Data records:
****************
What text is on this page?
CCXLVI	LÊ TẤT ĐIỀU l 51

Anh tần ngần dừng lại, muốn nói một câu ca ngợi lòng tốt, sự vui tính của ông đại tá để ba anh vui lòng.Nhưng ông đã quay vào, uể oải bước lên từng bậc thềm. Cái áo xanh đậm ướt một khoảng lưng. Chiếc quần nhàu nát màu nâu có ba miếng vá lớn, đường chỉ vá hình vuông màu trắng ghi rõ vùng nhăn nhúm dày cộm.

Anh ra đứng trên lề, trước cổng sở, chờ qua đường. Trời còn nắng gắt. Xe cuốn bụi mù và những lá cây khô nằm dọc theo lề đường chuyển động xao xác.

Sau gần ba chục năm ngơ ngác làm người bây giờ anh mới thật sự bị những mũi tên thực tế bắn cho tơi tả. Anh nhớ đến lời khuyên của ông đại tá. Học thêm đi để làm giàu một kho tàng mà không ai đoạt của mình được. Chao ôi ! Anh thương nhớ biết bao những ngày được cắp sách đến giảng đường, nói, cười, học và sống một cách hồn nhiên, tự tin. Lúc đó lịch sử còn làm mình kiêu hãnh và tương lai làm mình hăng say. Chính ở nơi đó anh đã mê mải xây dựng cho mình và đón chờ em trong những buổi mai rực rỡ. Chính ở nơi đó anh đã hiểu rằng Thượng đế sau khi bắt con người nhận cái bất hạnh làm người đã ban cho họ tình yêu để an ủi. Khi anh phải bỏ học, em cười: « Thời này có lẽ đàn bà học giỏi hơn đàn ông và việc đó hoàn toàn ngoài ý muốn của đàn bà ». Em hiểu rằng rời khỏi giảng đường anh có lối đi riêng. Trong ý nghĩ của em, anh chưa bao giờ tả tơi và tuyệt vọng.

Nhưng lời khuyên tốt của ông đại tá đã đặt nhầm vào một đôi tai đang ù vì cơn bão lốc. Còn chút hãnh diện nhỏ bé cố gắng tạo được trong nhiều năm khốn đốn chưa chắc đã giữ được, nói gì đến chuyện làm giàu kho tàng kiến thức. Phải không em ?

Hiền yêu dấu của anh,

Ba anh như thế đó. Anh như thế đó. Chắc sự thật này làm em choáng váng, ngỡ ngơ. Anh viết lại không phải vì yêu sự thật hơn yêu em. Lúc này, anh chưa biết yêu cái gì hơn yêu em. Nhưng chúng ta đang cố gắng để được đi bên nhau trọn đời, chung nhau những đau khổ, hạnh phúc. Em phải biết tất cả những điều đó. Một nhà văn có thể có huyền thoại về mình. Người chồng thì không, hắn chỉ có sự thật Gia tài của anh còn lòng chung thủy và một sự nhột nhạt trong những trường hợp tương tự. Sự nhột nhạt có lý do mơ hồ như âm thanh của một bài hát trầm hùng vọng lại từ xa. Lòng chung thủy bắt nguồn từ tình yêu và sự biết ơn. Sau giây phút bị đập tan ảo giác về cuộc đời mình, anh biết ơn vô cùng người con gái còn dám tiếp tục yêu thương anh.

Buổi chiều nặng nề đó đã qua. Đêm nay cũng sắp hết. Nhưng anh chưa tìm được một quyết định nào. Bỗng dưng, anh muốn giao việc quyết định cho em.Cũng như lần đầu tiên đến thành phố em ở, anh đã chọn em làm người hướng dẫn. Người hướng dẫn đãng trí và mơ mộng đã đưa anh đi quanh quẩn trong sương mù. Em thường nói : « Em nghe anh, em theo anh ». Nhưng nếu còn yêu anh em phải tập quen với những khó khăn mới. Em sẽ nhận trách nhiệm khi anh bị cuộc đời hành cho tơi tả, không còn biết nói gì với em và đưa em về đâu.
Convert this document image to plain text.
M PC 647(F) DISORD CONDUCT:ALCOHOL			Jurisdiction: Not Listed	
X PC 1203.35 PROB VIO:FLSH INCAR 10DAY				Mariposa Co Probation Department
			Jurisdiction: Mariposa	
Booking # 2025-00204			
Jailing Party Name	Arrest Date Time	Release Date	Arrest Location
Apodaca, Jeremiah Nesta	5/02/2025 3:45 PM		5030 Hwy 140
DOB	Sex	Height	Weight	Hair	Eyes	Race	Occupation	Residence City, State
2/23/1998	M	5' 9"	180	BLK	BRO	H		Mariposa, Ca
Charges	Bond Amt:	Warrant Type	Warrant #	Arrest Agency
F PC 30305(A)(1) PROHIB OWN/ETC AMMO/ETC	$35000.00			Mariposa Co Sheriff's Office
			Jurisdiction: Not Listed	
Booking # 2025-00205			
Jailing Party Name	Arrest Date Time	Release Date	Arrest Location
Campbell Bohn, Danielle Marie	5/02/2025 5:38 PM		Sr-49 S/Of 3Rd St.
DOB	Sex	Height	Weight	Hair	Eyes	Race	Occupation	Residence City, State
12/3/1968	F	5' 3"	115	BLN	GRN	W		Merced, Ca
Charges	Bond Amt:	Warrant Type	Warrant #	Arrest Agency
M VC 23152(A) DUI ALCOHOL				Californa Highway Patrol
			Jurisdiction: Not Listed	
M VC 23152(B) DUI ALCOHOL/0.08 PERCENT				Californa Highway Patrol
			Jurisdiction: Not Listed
****************
TASK OBJECTIVE | Reproduce the data, keeping every line exactly the same.

CORRECT RESPONSE |
What text is on this page?
CCXLVI	LÊ TẤT ĐIỀU l 51

Anh tần ngần dừng lại, muốn nói một câu ca ngợi lòng tốt, sự vui tính của ông đại tá để ba anh vui lòng.Nhưng ông đã quay vào, uể oải bước lên từng bậc thềm. Cái áo xanh đậm ướt một khoảng lưng. Chiếc quần nhàu nát màu nâu có ba miếng vá lớn, đường chỉ vá hình vuông màu trắng ghi rõ vùng nhăn nhúm dày cộm.

Anh ra đứng trên lề, trước cổng sở, chờ qua đường. Trời còn nắng gắt. Xe cuốn bụi mù và những lá cây khô nằm dọc theo lề đường chuyển động xao xác.

Sau gần ba chục năm ngơ ngác làm người bây giờ anh mới thật sự bị những mũi tên thực tế bắn cho tơi tả. Anh nhớ đến lời khuyên của ông đại tá. Học thêm đi để làm giàu một kho tàng mà không ai đoạt của mình được. Chao ôi ! Anh thương nhớ biết bao những ngày được cắp sách đến giảng đường, nói, cười, học và sống một cách hồn nhiên, tự tin. Lúc đó lịch sử còn làm mình kiêu hãnh và tương lai làm mình hăng say. Chính ở nơi đó anh đã mê mải xây dựng cho mình và đón chờ em trong những buổi mai rực rỡ. Chính ở nơi đó anh đã hiểu rằng Thượng đế sau khi bắt con người nhận cái bất hạnh làm người đã ban cho họ tình yêu để an ủi. Khi anh phải bỏ học, em cười: « Thời này có lẽ đàn bà học giỏi hơn đàn ông và việc đó hoàn toàn ngoài ý muốn của đàn bà ». Em hiểu rằng rời khỏi giảng đường anh có lối đi riêng. Trong ý nghĩ của em, anh chưa bao giờ tả tơi và tuyệt vọng.

Nhưng lời khuyên tốt của ông đại tá đã đặt nhầm vào một đôi tai đang ù vì cơn bão lốc. Còn chút hãnh diện nhỏ bé cố gắng tạo được trong nhiều năm khốn đốn chưa chắc đã giữ được, nói gì đến chuyện làm giàu kho tàng kiến thức. Phải không em ?

Hiền yêu dấu của anh,

Ba anh như thế đó. Anh như thế đó. Chắc sự thật này làm em choáng váng, ngỡ ngơ. Anh viết lại không phải vì yêu sự thật hơn yêu em. Lúc này, anh chưa biết yêu cái gì hơn yêu em. Nhưng chúng ta đang cố gắng để được đi bên nhau trọn đời, chung nhau những đau khổ, hạnh phúc. Em phải biết tất cả những điều đó. Một nhà văn có thể có huyền thoại về mình. Người chồng thì không, hắn chỉ có sự thật Gia tài của anh còn lòng chung thủy và một sự nhột nhạt trong những trường hợp tương tự. Sự nhột nhạt có lý do mơ hồ như âm thanh của một bài hát trầm hùng vọng lại từ xa. Lòng chung thủy bắt nguồn từ tình yêu và sự biết ơn. Sau giây phút bị đập tan ảo giác về cuộc đời mình, anh biết ơn vô cùng người con gái còn dám tiếp tục yêu thương anh.

Buổi chiều nặng nề đó đã qua. Đêm nay cũng sắp hết. Nhưng anh chưa tìm được một quyết định nào. Bỗng dưng, anh muốn giao việc quyết định cho em.Cũng như lần đầu tiên đến thành phố em ở, anh đã chọn em làm người hướng dẫn. Người hướng dẫn đãng trí và mơ mộng đã đưa anh đi quanh quẩn trong sương mù. Em thường nói : « Em nghe anh, em theo anh ». Nhưng nếu còn yêu anh em phải tập quen với những khó khăn mới. Em sẽ nhận trách nhiệm khi anh bị cuộc đời hành cho tơi tả, không còn biết nói gì với em và đưa em về đâu.
Convert this document image to plain text.
M PC 647(F) DISORD CONDUCT:ALCOHOL			Jurisdiction: Not Listed	
X PC 1203.35 PROB VIO:FLSH INCAR 10DAY				Mariposa Co Probation Department
			Jurisdiction: Mariposa	
Booking # 2025-00204			
Jailing Party Name	Arrest Date Time	Release Date	Arrest Location
Apodaca, Jeremiah Nesta	5/02/2025 3:45 PM		5030 Hwy 140
DOB	Sex	Height	Weight	Hair	Eyes	Race	Occupation	Residence City, State
2/23/1998	M	5' 9"	180	BLK	BRO	H		Mariposa, Ca
Charges	Bond Amt:	Warrant Type	Warrant #	Arrest Agency
F PC 30305(A)(1) PROHIB OWN/ETC AMMO/ETC	$35000.00			Mariposa Co Sheriff's Office
			Jurisdiction: Not Listed	
Booking # 2025-00205			
Jailing Party Name	Arrest Date Time	Release Date	Arrest Location
Campbell Bohn, Danielle Marie	5/02/2025 5:38 PM		Sr-49 S/Of 3Rd St.
DOB	Sex	Height	Weight	Hair	Eyes	Race	Occupation	Residence City, State
12/3/1968	F	5' 3"	115	BLN	GRN	W		Merced, Ca
Charges	Bond Amt:	Warrant Type	Warrant #	Arrest Agency
M VC 23152(A) DUI ALCOHOL				Californa Highway Patrol
			Jurisdiction: Not Listed	
M VC 23152(B) DUI ALCOHOL/0.08 PERCENT				Californa Highway Patrol
			Jurisdiction: Not Listed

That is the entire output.